**Exercise description:** Leave out the images; return the rest of the data exactly.

**Materials provided:**
* Begin *

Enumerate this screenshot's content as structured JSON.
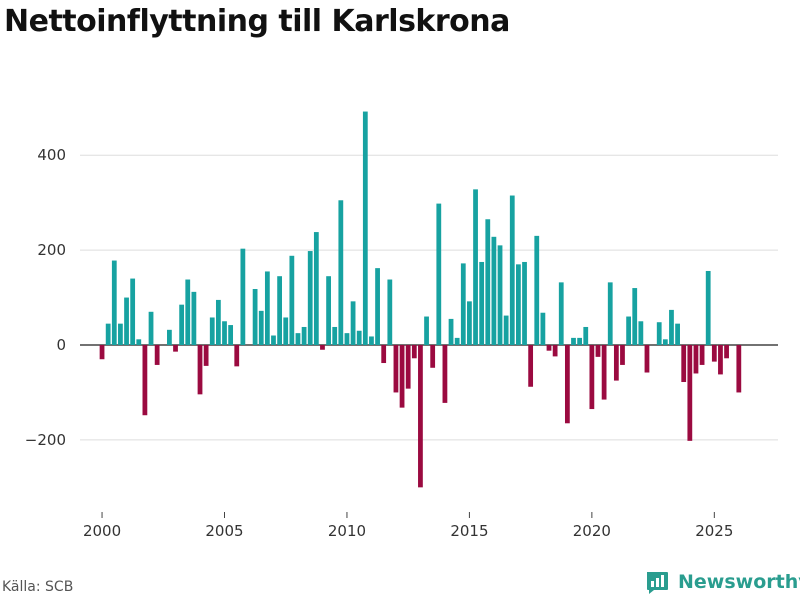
{
  "chart_data": {
    "type": "bar",
    "title": "Nettoinflyttning till Karlskrona",
    "xlabel": "",
    "ylabel": "",
    "ylim": [
      -320,
      520
    ],
    "yticks": [
      -200,
      0,
      200,
      400
    ],
    "ytick_labels": [
      "−200",
      "0",
      "200",
      "400"
    ],
    "xticks": [
      2000,
      2005,
      2010,
      2015,
      2020,
      2025
    ],
    "xtick_labels": [
      "2000",
      "2005",
      "2010",
      "2015",
      "2020",
      "2025"
    ],
    "xlim": [
      1999.1,
      2027.6
    ],
    "frequency": "quarterly",
    "start_year": 2000,
    "positive_color": "#17a2a1",
    "negative_color": "#9b0a40",
    "values": [
      -30,
      45,
      178,
      45,
      100,
      140,
      12,
      -148,
      70,
      -42,
      0,
      32,
      -14,
      85,
      138,
      112,
      -104,
      -44,
      58,
      95,
      50,
      42,
      -45,
      203,
      0,
      118,
      72,
      155,
      20,
      145,
      58,
      188,
      25,
      38,
      198,
      238,
      -10,
      145,
      38,
      305,
      25,
      92,
      30,
      492,
      18,
      162,
      -38,
      138,
      -100,
      -132,
      -92,
      -28,
      -300,
      60,
      -48,
      298,
      -122,
      55,
      15,
      172,
      92,
      328,
      175,
      265,
      228,
      210,
      62,
      315,
      170,
      175,
      -88,
      230,
      68,
      -12,
      -24,
      132,
      -165,
      15,
      15,
      38,
      -135,
      -25,
      -115,
      132,
      -75,
      -42,
      60,
      120,
      50,
      -58,
      0,
      48,
      12,
      74,
      45,
      -78,
      -202,
      -60,
      -42,
      156,
      -35,
      -62,
      -28,
      0,
      -100
    ]
  },
  "footer": {
    "source": "Källa: SCB",
    "brand": "Newsworthy"
  }
}
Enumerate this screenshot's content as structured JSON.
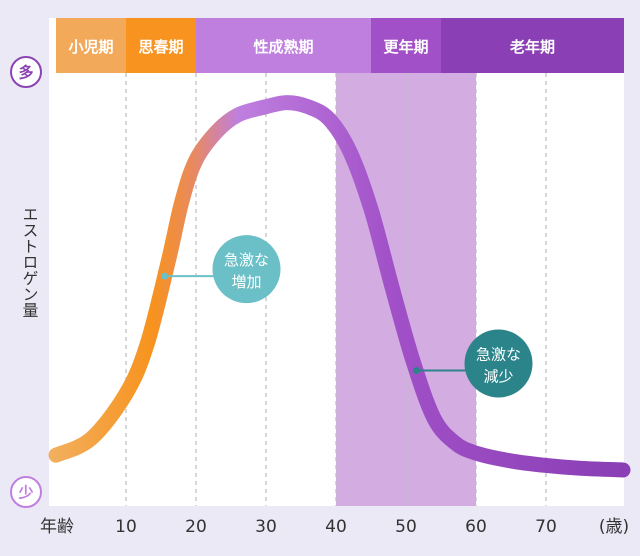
{
  "chart_data": {
    "type": "line",
    "ylabel": "エストロゲン量",
    "y_high_label": "多",
    "y_low_label": "少",
    "x_start_label": "年齢",
    "x_unit_label": "(歳)",
    "x_ticks": [
      "10",
      "20",
      "30",
      "40",
      "50",
      "60",
      "70"
    ],
    "xlim": [
      0,
      82
    ],
    "ylim": [
      0,
      100
    ],
    "grid": true,
    "stages": [
      {
        "label": "小児期",
        "from": 0,
        "to": 10,
        "color": "#f2a95a"
      },
      {
        "label": "思春期",
        "from": 10,
        "to": 20,
        "color": "#f7931e"
      },
      {
        "label": "性成熟期",
        "from": 20,
        "to": 45,
        "color": "#bf7fdf"
      },
      {
        "label": "更年期",
        "from": 45,
        "to": 55,
        "color": "#a150c7"
      },
      {
        "label": "老年期",
        "from": 55,
        "to": 82,
        "color": "#8a3fb5"
      }
    ],
    "highlight_range": [
      40,
      60
    ],
    "highlight_color": "#d3ade2",
    "series": [
      {
        "x": [
          0,
          5,
          10,
          13,
          16,
          18,
          20,
          23,
          26,
          30,
          33,
          36,
          39,
          42,
          45,
          48,
          51,
          54,
          57,
          60,
          65,
          70,
          75,
          81
        ],
        "y": [
          8,
          12,
          23,
          35,
          55,
          70,
          80,
          87,
          91,
          93,
          94,
          93,
          90,
          82,
          68,
          49,
          31,
          17,
          11,
          8.5,
          6.6,
          5.5,
          4.8,
          4.4
        ]
      }
    ],
    "line_colors": [
      "#f2b060",
      "#f7931e",
      "#e98a5e",
      "#bf7fdf",
      "#a150c7",
      "#8a3fb5"
    ],
    "annotations": [
      {
        "lines": [
          "急激な",
          "増加"
        ],
        "age": 15.5,
        "color": "#6bbfc6"
      },
      {
        "lines": [
          "急激な",
          "減少"
        ],
        "age": 51.5,
        "color": "#2a8489"
      }
    ]
  }
}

* End *

**Result of the exercise:**
Enumerate this screenshot's content as structured JSON.
{
  "chart_data": {
    "type": "bar",
    "title": "Nettoinflyttning till Karlskrona",
    "xlabel": "",
    "ylabel": "",
    "ylim": [
      -320,
      520
    ],
    "yticks": [
      -200,
      0,
      200,
      400
    ],
    "ytick_labels": [
      "−200",
      "0",
      "200",
      "400"
    ],
    "xticks": [
      2000,
      2005,
      2010,
      2015,
      2020,
      2025
    ],
    "xtick_labels": [
      "2000",
      "2005",
      "2010",
      "2015",
      "2020",
      "2025"
    ],
    "xlim": [
      1999.1,
      2027.6
    ],
    "frequency": "quarterly",
    "start_year": 2000,
    "positive_color": "#17a2a1",
    "negative_color": "#9b0a40",
    "values": [
      -30,
      45,
      178,
      45,
      100,
      140,
      12,
      -148,
      70,
      -42,
      0,
      32,
      -14,
      85,
      138,
      112,
      -104,
      -44,
      58,
      95,
      50,
      42,
      -45,
      203,
      0,
      118,
      72,
      155,
      20,
      145,
      58,
      188,
      25,
      38,
      198,
      238,
      -10,
      145,
      38,
      305,
      25,
      92,
      30,
      492,
      18,
      162,
      -38,
      138,
      -100,
      -132,
      -92,
      -28,
      -300,
      60,
      -48,
      298,
      -122,
      55,
      15,
      172,
      92,
      328,
      175,
      265,
      228,
      210,
      62,
      315,
      170,
      175,
      -88,
      230,
      68,
      -12,
      -24,
      132,
      -165,
      15,
      15,
      38,
      -135,
      -25,
      -115,
      132,
      -75,
      -42,
      60,
      120,
      50,
      -58,
      0,
      48,
      12,
      74,
      45,
      -78,
      -202,
      -60,
      -42,
      156,
      -35,
      -62,
      -28,
      0,
      -100
    ]
  },
  "footer": {
    "source": "Källa: SCB",
    "brand": "Newsworthy"
  }
}
Enumerate this screenshot's content as structured JSON.
{
  "chart_data": {
    "type": "line",
    "ylabel": "エストロゲン量",
    "y_high_label": "多",
    "y_low_label": "少",
    "x_start_label": "年齢",
    "x_unit_label": "(歳)",
    "x_ticks": [
      "10",
      "20",
      "30",
      "40",
      "50",
      "60",
      "70"
    ],
    "xlim": [
      0,
      82
    ],
    "ylim": [
      0,
      100
    ],
    "grid": true,
    "stages": [
      {
        "label": "小児期",
        "from": 0,
        "to": 10,
        "color": "#f2a95a"
      },
      {
        "label": "思春期",
        "from": 10,
        "to": 20,
        "color": "#f7931e"
      },
      {
        "label": "性成熟期",
        "from": 20,
        "to": 45,
        "color": "#bf7fdf"
      },
      {
        "label": "更年期",
        "from": 45,
        "to": 55,
        "color": "#a150c7"
      },
      {
        "label": "老年期",
        "from": 55,
        "to": 82,
        "color": "#8a3fb5"
      }
    ],
    "highlight_range": [
      40,
      60
    ],
    "highlight_color": "#d3ade2",
    "series": [
      {
        "x": [
          0,
          5,
          10,
          13,
          16,
          18,
          20,
          23,
          26,
          30,
          33,
          36,
          39,
          42,
          45,
          48,
          51,
          54,
          57,
          60,
          65,
          70,
          75,
          81
        ],
        "y": [
          8,
          12,
          23,
          35,
          55,
          70,
          80,
          87,
          91,
          93,
          94,
          93,
          90,
          82,
          68,
          49,
          31,
          17,
          11,
          8.5,
          6.6,
          5.5,
          4.8,
          4.4
        ]
      }
    ],
    "line_colors": [
      "#f2b060",
      "#f7931e",
      "#e98a5e",
      "#bf7fdf",
      "#a150c7",
      "#8a3fb5"
    ],
    "annotations": [
      {
        "lines": [
          "急激な",
          "増加"
        ],
        "age": 15.5,
        "color": "#6bbfc6"
      },
      {
        "lines": [
          "急激な",
          "減少"
        ],
        "age": 51.5,
        "color": "#2a8489"
      }
    ]
  }
}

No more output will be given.